■ Exercise inputs:
——————

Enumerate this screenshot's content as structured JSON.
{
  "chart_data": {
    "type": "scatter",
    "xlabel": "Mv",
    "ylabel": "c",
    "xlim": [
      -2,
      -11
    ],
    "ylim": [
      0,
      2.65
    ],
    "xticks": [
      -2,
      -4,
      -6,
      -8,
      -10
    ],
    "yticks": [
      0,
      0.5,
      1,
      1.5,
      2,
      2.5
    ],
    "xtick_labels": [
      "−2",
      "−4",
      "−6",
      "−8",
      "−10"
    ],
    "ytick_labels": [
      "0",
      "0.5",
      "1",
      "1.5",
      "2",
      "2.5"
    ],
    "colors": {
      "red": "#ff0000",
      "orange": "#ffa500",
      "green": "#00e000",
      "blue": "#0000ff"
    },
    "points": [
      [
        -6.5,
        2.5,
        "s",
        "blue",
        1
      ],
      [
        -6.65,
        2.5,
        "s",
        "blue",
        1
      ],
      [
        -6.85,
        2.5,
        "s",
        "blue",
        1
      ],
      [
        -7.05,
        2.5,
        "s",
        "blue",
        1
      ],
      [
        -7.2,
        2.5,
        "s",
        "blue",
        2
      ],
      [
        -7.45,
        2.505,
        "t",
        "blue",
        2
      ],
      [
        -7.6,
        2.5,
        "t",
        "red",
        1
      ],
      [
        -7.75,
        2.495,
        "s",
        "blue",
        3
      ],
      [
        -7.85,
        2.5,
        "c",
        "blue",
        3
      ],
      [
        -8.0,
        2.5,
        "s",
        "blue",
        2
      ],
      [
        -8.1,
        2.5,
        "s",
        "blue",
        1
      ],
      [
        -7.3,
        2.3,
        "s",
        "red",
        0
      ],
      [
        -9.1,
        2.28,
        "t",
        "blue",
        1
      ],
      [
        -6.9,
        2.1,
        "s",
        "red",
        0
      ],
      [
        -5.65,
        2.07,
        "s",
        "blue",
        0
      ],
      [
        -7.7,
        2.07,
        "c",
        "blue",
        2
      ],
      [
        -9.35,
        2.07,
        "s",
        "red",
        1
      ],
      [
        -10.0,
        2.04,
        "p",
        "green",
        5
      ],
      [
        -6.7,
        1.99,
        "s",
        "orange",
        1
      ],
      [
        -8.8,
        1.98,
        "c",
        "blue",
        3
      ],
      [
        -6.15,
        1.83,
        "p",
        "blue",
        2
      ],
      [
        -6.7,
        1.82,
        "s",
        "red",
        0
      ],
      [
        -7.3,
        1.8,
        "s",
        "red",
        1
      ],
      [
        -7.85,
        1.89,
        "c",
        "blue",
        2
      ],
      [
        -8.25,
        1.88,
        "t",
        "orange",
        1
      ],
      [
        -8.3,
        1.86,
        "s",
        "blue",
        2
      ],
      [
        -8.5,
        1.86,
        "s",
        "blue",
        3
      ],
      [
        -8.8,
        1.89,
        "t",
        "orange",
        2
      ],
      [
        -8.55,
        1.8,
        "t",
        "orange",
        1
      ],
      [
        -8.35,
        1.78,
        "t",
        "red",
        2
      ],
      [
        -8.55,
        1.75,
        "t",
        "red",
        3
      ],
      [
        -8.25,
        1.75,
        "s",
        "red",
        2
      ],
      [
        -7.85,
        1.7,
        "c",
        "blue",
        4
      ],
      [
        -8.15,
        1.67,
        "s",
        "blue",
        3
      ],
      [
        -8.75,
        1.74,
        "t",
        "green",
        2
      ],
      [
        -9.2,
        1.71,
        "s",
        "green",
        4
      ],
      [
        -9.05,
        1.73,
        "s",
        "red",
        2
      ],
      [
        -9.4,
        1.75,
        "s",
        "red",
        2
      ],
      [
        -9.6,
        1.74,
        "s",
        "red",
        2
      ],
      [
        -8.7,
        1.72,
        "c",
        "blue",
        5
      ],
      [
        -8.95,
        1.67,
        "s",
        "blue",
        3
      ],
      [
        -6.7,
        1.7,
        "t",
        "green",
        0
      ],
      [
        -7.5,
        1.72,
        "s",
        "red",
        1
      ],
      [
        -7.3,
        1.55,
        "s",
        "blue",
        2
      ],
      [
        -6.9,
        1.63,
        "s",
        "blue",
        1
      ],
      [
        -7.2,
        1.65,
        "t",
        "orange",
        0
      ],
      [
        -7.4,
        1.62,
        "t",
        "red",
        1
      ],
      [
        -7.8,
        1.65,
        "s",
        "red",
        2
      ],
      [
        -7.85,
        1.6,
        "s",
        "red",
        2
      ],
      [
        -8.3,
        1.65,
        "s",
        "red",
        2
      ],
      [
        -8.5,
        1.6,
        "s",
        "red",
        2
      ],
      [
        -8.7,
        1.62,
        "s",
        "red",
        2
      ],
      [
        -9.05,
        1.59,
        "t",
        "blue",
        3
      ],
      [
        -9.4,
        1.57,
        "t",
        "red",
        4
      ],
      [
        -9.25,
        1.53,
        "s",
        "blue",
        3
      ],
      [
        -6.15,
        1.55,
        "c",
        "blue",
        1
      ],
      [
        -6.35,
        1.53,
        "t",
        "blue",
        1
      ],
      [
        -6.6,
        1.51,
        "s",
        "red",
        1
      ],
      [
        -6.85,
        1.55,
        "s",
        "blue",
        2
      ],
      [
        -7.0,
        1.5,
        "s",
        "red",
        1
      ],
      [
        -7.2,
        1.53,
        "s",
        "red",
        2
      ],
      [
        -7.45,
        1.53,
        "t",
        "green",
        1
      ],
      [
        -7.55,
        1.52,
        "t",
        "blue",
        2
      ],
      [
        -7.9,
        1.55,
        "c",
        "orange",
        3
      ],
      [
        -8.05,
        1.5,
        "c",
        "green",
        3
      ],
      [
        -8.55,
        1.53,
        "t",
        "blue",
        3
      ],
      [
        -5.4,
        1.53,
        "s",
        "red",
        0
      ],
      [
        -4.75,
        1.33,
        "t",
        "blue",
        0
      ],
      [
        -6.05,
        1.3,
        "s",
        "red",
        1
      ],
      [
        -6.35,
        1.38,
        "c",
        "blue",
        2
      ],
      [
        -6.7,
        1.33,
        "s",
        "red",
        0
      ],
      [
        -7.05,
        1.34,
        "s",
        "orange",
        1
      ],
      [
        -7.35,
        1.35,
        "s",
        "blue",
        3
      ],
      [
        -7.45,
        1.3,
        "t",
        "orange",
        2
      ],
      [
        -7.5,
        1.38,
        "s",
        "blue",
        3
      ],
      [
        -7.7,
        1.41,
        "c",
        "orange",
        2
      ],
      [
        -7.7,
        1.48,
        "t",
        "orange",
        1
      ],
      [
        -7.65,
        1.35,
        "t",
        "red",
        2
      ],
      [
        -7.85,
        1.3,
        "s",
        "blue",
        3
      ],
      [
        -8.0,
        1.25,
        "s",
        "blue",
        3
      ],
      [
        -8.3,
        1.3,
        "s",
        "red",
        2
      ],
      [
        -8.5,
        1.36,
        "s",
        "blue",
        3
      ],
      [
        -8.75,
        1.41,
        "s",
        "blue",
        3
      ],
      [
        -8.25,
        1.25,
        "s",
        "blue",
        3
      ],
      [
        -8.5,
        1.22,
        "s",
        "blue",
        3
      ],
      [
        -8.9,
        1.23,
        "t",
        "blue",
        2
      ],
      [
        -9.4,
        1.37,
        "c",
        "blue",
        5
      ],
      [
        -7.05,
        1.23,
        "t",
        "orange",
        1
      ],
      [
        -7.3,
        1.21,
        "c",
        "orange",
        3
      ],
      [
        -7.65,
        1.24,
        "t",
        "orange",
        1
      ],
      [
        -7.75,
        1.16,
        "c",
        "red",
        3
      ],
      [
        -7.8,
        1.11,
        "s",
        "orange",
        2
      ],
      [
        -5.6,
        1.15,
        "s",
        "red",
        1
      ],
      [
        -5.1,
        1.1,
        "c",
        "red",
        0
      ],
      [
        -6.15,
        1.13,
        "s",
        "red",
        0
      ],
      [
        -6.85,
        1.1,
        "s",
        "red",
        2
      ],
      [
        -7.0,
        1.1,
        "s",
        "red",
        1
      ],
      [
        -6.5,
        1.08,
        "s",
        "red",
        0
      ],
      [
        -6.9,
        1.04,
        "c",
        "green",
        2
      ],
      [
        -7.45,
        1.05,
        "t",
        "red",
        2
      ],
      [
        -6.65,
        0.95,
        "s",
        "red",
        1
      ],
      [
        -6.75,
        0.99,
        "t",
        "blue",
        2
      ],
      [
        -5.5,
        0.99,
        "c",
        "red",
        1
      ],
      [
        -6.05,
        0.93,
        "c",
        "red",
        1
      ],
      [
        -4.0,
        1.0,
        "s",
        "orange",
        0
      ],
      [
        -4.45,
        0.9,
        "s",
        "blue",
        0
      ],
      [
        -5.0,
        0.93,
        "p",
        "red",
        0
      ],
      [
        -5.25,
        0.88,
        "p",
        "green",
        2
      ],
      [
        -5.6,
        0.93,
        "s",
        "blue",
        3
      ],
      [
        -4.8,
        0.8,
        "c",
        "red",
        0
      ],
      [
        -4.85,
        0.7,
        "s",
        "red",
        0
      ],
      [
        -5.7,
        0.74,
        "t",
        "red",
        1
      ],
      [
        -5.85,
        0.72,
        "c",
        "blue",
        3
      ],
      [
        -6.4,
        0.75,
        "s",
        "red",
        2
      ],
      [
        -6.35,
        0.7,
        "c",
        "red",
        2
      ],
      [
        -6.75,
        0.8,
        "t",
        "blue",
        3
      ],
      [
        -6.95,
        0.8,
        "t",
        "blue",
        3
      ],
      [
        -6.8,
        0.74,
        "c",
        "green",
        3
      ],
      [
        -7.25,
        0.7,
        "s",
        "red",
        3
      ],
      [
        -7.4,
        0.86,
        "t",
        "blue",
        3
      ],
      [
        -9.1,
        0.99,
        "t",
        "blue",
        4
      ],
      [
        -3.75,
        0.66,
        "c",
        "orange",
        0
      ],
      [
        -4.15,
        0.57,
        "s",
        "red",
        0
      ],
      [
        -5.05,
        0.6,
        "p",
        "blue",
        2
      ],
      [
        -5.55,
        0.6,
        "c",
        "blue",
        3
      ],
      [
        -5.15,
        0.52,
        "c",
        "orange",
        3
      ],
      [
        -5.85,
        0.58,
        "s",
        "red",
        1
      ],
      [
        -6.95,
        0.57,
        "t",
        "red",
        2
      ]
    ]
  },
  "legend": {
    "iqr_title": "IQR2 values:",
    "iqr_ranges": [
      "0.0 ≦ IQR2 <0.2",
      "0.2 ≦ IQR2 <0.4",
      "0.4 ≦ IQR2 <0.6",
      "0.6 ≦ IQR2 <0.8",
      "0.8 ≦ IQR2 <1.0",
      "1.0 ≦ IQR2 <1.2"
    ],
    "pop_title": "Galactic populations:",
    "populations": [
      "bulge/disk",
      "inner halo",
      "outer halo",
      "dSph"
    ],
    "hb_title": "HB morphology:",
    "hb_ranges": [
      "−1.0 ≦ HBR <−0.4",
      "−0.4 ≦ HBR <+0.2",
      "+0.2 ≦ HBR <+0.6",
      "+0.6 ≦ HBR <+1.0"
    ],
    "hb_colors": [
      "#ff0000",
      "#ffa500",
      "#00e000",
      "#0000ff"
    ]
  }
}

——————

■ What you need to do: Tally every line of the listing that holds the string "populations", then give the number by itself.

■ Solution to the exercise: 2